Your task: Find every line with the word "screenshot". Copy those lines.

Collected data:
┄┄┄┄┄┄┄┄┄┄

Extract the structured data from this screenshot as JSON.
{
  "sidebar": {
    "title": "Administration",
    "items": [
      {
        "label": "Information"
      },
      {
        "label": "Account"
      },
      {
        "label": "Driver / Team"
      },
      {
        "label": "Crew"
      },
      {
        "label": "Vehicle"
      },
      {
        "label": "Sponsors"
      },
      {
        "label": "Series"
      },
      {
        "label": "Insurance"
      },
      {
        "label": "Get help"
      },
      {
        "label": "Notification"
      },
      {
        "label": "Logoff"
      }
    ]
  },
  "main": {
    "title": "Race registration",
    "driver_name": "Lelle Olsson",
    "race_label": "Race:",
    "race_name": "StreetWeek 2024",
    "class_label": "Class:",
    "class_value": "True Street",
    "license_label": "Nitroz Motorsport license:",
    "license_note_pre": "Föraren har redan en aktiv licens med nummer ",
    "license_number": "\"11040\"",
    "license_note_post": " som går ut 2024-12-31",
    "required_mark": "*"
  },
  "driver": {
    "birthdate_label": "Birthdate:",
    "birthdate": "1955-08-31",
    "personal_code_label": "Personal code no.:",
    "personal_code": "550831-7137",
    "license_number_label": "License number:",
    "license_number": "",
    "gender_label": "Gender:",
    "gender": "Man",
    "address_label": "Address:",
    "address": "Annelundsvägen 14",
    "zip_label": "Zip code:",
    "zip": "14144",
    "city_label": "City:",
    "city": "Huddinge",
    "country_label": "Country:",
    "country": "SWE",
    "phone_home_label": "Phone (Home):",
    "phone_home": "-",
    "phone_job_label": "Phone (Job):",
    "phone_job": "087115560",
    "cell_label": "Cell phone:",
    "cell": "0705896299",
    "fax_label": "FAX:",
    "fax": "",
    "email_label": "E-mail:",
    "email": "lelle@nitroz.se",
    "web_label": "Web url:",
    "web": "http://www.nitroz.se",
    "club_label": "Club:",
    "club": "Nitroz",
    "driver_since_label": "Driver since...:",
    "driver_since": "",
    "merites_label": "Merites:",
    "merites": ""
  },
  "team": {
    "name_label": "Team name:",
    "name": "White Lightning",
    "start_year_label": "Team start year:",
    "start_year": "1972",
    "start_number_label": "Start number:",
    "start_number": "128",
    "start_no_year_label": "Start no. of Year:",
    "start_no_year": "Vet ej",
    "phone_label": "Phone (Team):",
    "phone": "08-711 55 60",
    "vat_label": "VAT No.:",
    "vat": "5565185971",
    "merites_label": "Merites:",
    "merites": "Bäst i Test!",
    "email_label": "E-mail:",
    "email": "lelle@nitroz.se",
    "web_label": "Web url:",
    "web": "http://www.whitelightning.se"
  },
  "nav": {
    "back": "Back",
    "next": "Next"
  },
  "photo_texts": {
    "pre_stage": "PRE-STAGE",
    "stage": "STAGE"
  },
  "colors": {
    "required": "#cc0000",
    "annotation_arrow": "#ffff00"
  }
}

┄┄┄┄┄┄┄┄┄┄

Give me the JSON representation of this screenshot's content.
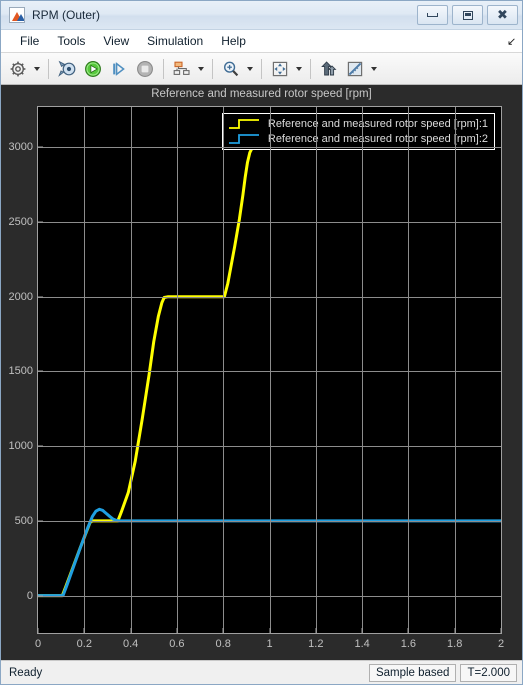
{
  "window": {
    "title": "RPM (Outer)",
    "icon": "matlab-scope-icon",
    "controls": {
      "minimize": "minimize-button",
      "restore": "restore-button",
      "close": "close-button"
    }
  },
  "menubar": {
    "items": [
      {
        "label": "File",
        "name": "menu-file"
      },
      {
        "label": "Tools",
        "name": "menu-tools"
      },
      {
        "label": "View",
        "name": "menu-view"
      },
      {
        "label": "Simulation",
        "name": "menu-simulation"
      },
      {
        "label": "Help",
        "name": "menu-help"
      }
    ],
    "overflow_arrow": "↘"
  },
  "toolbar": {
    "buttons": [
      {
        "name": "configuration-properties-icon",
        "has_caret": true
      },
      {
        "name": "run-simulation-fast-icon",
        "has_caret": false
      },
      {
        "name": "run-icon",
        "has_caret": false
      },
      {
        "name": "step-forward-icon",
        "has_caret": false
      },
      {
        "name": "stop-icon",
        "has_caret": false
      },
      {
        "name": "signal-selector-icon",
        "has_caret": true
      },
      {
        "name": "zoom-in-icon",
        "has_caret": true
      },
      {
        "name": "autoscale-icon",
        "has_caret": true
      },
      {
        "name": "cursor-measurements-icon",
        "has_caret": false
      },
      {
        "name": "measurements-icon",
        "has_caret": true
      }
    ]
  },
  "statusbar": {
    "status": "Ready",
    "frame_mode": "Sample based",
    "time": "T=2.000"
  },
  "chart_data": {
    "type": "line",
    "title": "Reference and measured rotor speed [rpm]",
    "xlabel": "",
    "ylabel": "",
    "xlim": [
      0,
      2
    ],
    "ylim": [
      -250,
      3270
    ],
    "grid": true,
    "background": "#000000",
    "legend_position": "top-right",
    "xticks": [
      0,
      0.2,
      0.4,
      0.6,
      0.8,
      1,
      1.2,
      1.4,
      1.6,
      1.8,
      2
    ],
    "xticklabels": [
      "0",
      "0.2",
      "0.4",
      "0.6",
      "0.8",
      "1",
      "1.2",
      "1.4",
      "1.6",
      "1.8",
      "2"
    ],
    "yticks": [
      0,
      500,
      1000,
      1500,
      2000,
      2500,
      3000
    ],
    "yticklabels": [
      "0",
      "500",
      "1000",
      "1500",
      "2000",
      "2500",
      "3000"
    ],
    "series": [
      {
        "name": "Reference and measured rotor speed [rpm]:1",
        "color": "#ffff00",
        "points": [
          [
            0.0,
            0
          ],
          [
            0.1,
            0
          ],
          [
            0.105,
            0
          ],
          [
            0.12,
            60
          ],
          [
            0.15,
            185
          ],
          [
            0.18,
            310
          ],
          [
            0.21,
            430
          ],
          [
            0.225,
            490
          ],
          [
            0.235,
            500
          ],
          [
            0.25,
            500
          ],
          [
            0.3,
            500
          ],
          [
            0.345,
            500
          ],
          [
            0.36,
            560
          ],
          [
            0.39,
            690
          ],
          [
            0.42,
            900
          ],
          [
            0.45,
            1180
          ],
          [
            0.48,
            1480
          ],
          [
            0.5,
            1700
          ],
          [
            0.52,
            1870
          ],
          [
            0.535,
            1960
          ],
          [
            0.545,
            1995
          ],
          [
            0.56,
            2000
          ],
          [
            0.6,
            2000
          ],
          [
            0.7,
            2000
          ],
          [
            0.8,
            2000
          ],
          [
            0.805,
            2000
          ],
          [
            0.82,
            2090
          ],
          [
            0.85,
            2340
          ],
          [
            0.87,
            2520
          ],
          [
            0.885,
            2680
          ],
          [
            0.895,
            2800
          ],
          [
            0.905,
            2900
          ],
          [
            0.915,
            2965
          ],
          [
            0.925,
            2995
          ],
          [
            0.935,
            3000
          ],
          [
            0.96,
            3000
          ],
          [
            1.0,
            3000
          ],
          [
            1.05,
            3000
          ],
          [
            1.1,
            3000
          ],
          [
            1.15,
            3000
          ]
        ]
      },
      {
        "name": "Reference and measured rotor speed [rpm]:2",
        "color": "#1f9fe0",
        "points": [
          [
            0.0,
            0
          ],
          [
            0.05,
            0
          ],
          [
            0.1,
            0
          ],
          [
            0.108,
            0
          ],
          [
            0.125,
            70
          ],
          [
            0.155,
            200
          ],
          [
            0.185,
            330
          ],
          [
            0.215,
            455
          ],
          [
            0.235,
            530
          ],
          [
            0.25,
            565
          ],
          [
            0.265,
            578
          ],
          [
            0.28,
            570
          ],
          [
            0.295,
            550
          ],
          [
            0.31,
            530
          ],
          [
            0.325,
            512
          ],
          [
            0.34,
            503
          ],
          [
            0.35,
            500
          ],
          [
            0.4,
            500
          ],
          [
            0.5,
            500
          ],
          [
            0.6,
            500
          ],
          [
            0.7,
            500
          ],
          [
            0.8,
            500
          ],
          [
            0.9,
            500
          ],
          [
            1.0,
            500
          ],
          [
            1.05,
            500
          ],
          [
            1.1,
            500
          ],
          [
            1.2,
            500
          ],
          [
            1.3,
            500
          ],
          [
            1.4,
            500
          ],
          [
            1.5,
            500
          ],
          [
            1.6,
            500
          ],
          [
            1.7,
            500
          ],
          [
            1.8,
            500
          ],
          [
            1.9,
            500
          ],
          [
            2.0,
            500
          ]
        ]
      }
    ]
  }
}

┄┄┄┄┄┄┄┄┄┄

Written response:
Extract the structured data from this screenshot as JSON.
Give me the JSON representation of this screenshot's content.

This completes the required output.